Given exercise -> Please reproduce the material below verbatim, leaving out the picture.

Data rows ->
· · · ·

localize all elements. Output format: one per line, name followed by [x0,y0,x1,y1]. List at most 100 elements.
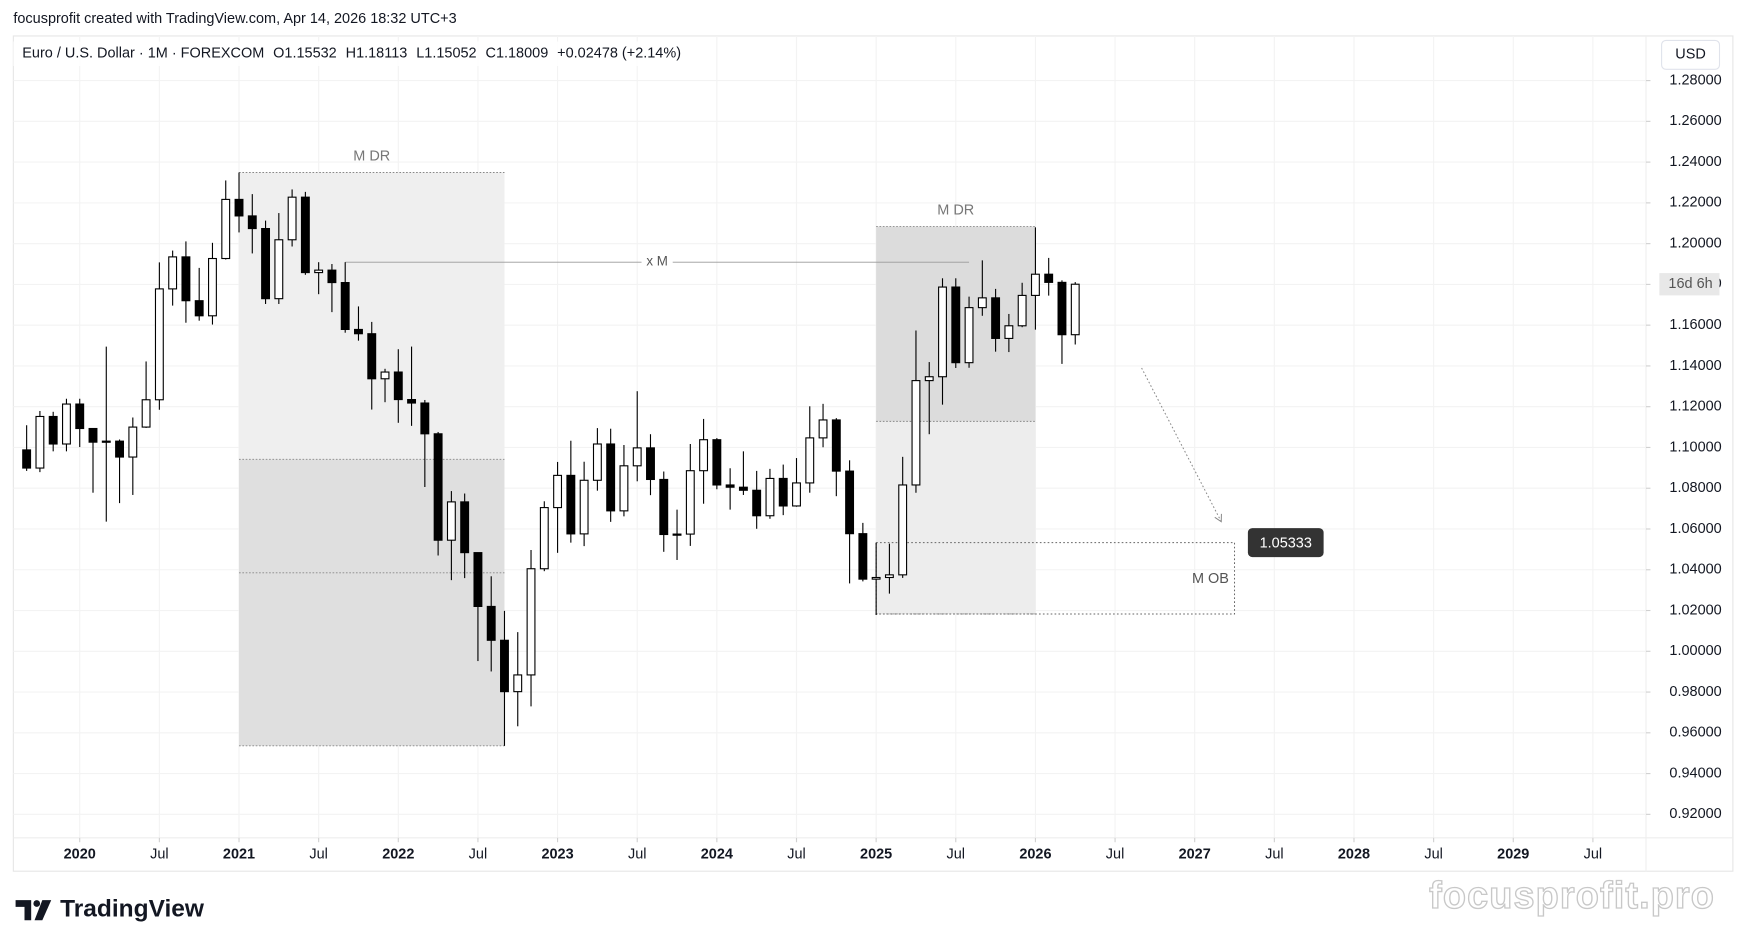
caption: focusprofit created with TradingView.com… [13,11,456,27]
x-tick-label: Jul [309,846,328,862]
candle-body [340,282,350,331]
candle-body [619,465,629,512]
countdown: 16d 6h [1668,276,1712,292]
candle-body [141,399,151,428]
x-tick-label: 2028 [1338,846,1370,862]
candle-body [433,433,443,541]
candle-body [208,257,217,317]
candle-body [407,399,417,404]
legend-background [13,41,704,67]
candle-body [778,477,788,507]
candle-body [247,215,257,230]
price-label-bg [1247,528,1324,558]
zone-upper [239,172,505,460]
x-tick-label: Jul [1424,846,1443,862]
candle-body [884,574,894,579]
order-block-label: M OB [1192,571,1229,587]
candle-body [1057,281,1067,336]
candle-body [951,286,961,364]
candle-body [22,449,32,469]
x-tick-label: Jul [1265,846,1284,862]
ohlc-value: C1.18009 [486,46,549,62]
candle-body [314,269,324,274]
candle-body [500,639,509,693]
candle-body [699,439,709,472]
candle-body [592,443,602,481]
ohlc-value: L1.15052 [416,46,476,62]
x-tick-label: Jul [150,846,169,862]
x-tick-label: 2020 [64,846,96,862]
watermark: focusprofit.pro [1429,875,1715,917]
candle-body [287,196,297,241]
candle-body [991,297,1001,339]
candle-body [752,489,762,517]
y-tick-label: 0.92000 [1669,806,1721,822]
candle-body [35,415,45,469]
y-tick-label: 1.02000 [1669,602,1721,618]
candle-body [194,300,204,317]
y-tick-label: 1.04000 [1669,562,1721,578]
candle-body [818,419,828,439]
candle-body [738,486,748,491]
candle-body [526,568,536,676]
y-tick-label: 1.08000 [1669,480,1721,496]
drawings: M DR M DR x M M OB [239,149,1236,747]
x-tick-label: 2024 [701,846,733,862]
candle-body [566,474,576,535]
candle-body [274,239,284,300]
candle-body [805,437,815,484]
candle-body [168,256,178,290]
level-label-bg [641,254,673,270]
candle-body [221,198,231,260]
x-tick-label: 2021 [223,846,255,862]
candle-body [632,447,642,467]
y-tick-label: 1.00000 [1669,643,1721,659]
logo-dot [33,900,41,907]
candle-body [446,501,456,541]
logo-mark [34,900,52,921]
logo-mark [15,900,32,921]
candle-body [712,439,722,486]
x-tick-label: Jul [947,846,966,862]
candle-body [858,533,868,580]
x-tick-label: 2022 [382,846,414,862]
candle-body [354,328,363,335]
candle-body [659,478,669,536]
currency[interactable]: USD [1675,47,1706,63]
candle-body [181,256,191,302]
ohlc-value: +0.02478 (+2.14%) [557,46,681,62]
candle-body [62,403,71,445]
countdown-bg [1659,273,1720,296]
arrow-head [1214,513,1222,523]
y-tick-label: 1.14000 [1669,358,1721,374]
candle-body [460,501,470,554]
candle-body [831,419,841,472]
candle-body [115,440,125,458]
currency-button[interactable] [1661,39,1721,70]
symbol: Euro / U.S. Dollar · 1M · FOREXCOM [22,46,264,62]
y-tick-label: 1.28000 [1669,72,1721,88]
candle-body [154,288,164,401]
level-label: x M [646,254,668,269]
y-tick-label: 1.16000 [1669,317,1721,333]
y-tick-label: 1.26000 [1669,113,1721,129]
candle-body [367,333,377,380]
candle-body [393,371,403,401]
candle-body [685,470,695,535]
x-tick-label: Jul [787,846,806,862]
candle-body [725,484,735,488]
candle-body [911,380,921,486]
x-tick-label: 2025 [860,846,892,862]
tradingview-logo: TradingView [15,896,205,923]
candle-body [553,474,563,509]
candle-body [964,307,974,364]
candle-body [486,605,496,641]
candle-body [48,415,58,445]
y-tick-label: 1.22000 [1669,195,1721,211]
candle-body [977,297,987,309]
y-tick-label: 1.06000 [1669,521,1721,537]
candle-body [75,403,85,430]
candle-body [606,443,616,512]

· · · ·

Output for this task ->
localize all elements. Output format: one per line, name followed by [x0,y0,x1,y1]. List at most 100 elements.
caption: focusprofit created with TradingView.com… [13,11,456,27]
x-tick-label: Jul [309,846,328,862]
candle-body [340,282,350,331]
candle-body [619,465,629,512]
countdown: 16d 6h [1668,276,1712,292]
candle-body [141,399,151,428]
x-tick-label: 2028 [1338,846,1370,862]
candle-body [433,433,443,541]
candle-body [208,257,217,317]
candle-body [407,399,417,404]
legend-background [13,41,704,67]
candle-body [778,477,788,507]
candle-body [247,215,257,230]
price-label-bg [1247,528,1324,558]
zone-upper [239,172,505,460]
x-tick-label: Jul [1424,846,1443,862]
candle-body [884,574,894,579]
order-block-label: M OB [1192,571,1229,587]
candle-body [1057,281,1067,336]
candle-body [951,286,961,364]
candle-body [22,449,32,469]
x-tick-label: Jul [1265,846,1284,862]
ohlc-value: C1.18009 [486,46,549,62]
candle-body [314,269,324,274]
candle-body [500,639,509,693]
candle-body [699,439,709,472]
candle-body [592,443,602,481]
ohlc-value: L1.15052 [416,46,476,62]
x-tick-label: Jul [150,846,169,862]
x-tick-label: 2020 [64,846,96,862]
watermark: focusprofit.pro [1429,875,1715,917]
candle-body [287,196,297,241]
candle-body [991,297,1001,339]
candle-body [752,489,762,517]
y-tick-label: 0.92000 [1669,806,1721,822]
candle-body [35,415,45,469]
y-tick-label: 1.02000 [1669,602,1721,618]
candle-body [194,300,204,317]
y-tick-label: 1.04000 [1669,562,1721,578]
candle-body [818,419,828,439]
candle-body [738,486,748,491]
candle-body [526,568,536,676]
y-tick-label: 1.08000 [1669,480,1721,496]
drawings: M DR M DR x M M OB [239,149,1236,747]
x-tick-label: 2024 [701,846,733,862]
candle-body [566,474,576,535]
candle-body [274,239,284,300]
candle-body [805,437,815,484]
candle-body [168,256,178,290]
level-label-bg [641,254,673,270]
candle-body [221,198,231,260]
x-tick-label: 2021 [223,846,255,862]
candle-body [632,447,642,467]
y-tick-label: 1.00000 [1669,643,1721,659]
logo-dot [33,900,41,907]
candle-body [446,501,456,541]
logo-mark [34,900,52,921]
logo-mark [15,900,32,921]
candle-body [712,439,722,486]
x-tick-label: Jul [947,846,966,862]
candle-body [858,533,868,580]
x-tick-label: 2022 [382,846,414,862]
candle-body [354,328,363,335]
candle-body [659,478,669,536]
currency[interactable]: USD [1675,47,1706,63]
candle-body [181,256,191,302]
ohlc-value: +0.02478 (+2.14%) [557,46,681,62]
candle-body [62,403,71,445]
countdown-bg [1659,273,1720,296]
arrow-head [1214,513,1222,523]
y-tick-label: 1.14000 [1669,358,1721,374]
candle-body [460,501,470,554]
candle-body [831,419,841,472]
candle-body [115,440,125,458]
currency-button[interactable] [1661,39,1721,70]
symbol: Euro / U.S. Dollar · 1M · FOREXCOM [22,46,264,62]
y-tick-label: 1.28000 [1669,72,1721,88]
candle-body [154,288,164,401]
level-label: x M [646,254,668,269]
y-tick-label: 1.16000 [1669,317,1721,333]
y-tick-label: 1.26000 [1669,113,1721,129]
candle-body [367,333,377,380]
candle-body [393,371,403,401]
candle-body [685,470,695,535]
x-tick-label: Jul [787,846,806,862]
candle-body [725,484,735,488]
candle-body [911,380,921,486]
x-tick-label: 2025 [860,846,892,862]
tradingview-logo: TradingView [15,896,205,923]
candle-body [553,474,563,509]
candle-body [964,307,974,364]
candle-body [486,605,496,641]
candle-body [48,415,58,445]
y-tick-label: 1.22000 [1669,195,1721,211]
candle-body [977,297,987,309]
y-tick-label: 1.06000 [1669,521,1721,537]
candle-body [75,403,85,430]
candle-body [606,443,616,512]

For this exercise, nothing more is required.